• _Task_: Using the records below, count the lines with "问我去何之" in them. Give the number only.
--- begin Data for this exercise ---
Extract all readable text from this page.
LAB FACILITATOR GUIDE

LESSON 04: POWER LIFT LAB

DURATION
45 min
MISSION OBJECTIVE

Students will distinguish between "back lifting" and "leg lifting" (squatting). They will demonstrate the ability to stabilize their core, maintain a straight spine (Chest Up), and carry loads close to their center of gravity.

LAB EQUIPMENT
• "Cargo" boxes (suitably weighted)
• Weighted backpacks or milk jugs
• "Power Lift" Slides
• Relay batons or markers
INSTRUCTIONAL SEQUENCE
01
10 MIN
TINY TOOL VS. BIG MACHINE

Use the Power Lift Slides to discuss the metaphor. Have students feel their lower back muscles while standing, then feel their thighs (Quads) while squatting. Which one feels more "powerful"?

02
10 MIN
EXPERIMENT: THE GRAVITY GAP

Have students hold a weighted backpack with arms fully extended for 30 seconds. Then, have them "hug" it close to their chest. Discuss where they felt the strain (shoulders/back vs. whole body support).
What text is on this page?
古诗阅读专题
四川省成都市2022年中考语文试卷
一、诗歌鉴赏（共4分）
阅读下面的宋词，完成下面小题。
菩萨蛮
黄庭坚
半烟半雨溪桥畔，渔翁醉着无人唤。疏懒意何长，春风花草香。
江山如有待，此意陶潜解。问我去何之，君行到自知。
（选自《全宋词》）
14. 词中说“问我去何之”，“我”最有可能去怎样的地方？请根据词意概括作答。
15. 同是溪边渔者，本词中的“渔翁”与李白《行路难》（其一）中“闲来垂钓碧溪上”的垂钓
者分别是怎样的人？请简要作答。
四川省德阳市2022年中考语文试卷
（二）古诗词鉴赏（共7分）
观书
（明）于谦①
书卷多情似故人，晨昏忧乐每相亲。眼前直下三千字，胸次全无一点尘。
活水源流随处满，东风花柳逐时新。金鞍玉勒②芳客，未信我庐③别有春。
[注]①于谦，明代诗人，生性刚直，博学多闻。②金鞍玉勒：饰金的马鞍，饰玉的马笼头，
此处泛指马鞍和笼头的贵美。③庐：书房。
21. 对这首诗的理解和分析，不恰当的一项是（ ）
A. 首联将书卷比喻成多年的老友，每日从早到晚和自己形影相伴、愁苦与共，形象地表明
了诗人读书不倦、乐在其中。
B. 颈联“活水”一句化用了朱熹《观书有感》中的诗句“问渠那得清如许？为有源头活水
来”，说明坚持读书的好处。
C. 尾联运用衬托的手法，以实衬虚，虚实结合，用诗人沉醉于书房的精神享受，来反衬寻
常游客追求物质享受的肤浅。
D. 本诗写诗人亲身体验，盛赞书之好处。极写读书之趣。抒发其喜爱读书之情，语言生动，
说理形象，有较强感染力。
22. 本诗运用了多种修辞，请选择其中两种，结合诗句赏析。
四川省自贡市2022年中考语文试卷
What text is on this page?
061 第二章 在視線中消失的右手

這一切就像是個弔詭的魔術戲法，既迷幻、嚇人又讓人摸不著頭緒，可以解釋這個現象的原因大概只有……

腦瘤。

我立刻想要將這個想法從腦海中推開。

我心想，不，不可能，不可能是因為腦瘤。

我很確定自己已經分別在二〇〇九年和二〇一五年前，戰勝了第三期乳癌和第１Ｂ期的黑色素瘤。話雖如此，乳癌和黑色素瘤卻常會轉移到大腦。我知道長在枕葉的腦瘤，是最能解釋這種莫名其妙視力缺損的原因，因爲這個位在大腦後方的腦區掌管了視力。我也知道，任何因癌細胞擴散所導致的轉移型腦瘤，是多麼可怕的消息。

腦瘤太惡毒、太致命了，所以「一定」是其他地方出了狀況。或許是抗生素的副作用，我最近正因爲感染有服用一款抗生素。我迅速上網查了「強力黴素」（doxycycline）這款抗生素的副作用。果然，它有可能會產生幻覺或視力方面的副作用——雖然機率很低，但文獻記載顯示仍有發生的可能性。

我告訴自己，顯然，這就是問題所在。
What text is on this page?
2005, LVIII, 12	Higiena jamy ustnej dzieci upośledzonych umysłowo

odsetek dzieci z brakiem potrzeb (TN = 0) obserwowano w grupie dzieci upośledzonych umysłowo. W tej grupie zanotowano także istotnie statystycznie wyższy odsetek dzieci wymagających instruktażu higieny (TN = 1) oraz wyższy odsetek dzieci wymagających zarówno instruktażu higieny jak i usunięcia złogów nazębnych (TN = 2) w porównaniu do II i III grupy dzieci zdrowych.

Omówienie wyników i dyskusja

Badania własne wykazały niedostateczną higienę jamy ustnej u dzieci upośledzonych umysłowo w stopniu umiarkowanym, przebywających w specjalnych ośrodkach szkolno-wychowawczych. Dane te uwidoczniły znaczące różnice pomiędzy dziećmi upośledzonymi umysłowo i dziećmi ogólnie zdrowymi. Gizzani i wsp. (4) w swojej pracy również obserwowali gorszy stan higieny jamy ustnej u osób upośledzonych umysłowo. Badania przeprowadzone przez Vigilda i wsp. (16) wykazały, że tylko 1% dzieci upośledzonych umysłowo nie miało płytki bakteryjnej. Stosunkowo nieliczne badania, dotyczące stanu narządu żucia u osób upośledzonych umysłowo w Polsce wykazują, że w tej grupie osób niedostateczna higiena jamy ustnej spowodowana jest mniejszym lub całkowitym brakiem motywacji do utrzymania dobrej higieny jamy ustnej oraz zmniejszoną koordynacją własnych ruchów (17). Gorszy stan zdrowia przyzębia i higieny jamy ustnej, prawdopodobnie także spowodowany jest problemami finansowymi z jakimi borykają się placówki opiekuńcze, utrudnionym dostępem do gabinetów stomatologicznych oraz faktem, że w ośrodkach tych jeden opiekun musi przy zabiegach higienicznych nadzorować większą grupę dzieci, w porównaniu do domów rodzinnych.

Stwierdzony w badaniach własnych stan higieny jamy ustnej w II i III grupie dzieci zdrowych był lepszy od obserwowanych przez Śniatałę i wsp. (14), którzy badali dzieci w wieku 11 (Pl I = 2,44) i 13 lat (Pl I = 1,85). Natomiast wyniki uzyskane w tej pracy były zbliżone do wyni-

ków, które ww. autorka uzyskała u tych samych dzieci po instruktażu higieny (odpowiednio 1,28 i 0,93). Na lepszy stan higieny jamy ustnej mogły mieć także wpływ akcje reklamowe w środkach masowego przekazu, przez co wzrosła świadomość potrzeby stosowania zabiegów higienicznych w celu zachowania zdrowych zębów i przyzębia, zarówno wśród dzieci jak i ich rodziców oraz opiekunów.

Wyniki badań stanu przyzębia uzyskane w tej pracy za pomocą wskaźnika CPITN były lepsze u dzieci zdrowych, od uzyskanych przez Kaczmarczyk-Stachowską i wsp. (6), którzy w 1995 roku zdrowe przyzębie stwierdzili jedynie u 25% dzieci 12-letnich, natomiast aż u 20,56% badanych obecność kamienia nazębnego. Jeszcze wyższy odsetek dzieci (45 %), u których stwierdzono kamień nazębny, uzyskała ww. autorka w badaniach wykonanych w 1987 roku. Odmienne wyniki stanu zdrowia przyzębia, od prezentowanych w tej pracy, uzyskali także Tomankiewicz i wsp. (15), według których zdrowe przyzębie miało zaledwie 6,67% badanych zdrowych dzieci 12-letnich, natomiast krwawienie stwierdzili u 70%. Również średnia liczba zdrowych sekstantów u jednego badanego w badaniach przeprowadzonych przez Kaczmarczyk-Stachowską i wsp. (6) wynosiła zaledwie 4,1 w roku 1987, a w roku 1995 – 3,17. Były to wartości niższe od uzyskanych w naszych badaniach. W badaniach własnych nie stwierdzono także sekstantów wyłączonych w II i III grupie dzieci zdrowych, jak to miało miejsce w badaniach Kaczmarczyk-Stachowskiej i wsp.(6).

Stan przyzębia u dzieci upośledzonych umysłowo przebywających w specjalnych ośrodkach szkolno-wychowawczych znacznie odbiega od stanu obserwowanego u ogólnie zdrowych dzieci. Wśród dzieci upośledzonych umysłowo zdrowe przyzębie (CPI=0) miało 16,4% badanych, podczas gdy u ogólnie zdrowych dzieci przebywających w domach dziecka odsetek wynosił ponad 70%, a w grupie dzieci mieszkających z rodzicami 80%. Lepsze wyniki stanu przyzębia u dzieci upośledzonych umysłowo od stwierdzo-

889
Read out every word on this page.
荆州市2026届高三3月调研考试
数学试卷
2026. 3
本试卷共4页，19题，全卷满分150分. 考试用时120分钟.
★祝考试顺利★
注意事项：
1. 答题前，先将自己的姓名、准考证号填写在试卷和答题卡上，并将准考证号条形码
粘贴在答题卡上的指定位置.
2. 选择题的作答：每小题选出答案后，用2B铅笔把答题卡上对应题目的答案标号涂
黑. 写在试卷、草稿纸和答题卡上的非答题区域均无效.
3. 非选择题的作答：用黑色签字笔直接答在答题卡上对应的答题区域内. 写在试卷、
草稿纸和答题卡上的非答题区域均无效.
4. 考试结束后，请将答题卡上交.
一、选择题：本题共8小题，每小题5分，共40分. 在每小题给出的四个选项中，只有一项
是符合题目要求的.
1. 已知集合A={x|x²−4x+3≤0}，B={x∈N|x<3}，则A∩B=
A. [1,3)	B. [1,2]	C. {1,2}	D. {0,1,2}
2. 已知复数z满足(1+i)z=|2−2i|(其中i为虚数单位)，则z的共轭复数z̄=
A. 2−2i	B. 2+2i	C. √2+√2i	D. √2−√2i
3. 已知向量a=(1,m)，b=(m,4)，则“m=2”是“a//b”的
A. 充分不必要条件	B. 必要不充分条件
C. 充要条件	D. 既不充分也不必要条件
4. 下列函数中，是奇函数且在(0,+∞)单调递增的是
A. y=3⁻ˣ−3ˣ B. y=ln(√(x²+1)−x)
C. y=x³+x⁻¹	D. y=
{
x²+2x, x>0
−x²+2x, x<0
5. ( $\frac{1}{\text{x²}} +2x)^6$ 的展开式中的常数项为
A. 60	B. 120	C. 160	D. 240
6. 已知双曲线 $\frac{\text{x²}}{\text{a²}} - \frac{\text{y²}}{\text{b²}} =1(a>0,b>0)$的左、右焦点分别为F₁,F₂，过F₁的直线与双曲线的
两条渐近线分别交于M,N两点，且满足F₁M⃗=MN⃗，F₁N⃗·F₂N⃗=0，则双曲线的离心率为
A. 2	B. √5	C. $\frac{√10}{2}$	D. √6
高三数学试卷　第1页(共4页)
--- end Data for this exercise ---
• _Answer_: 2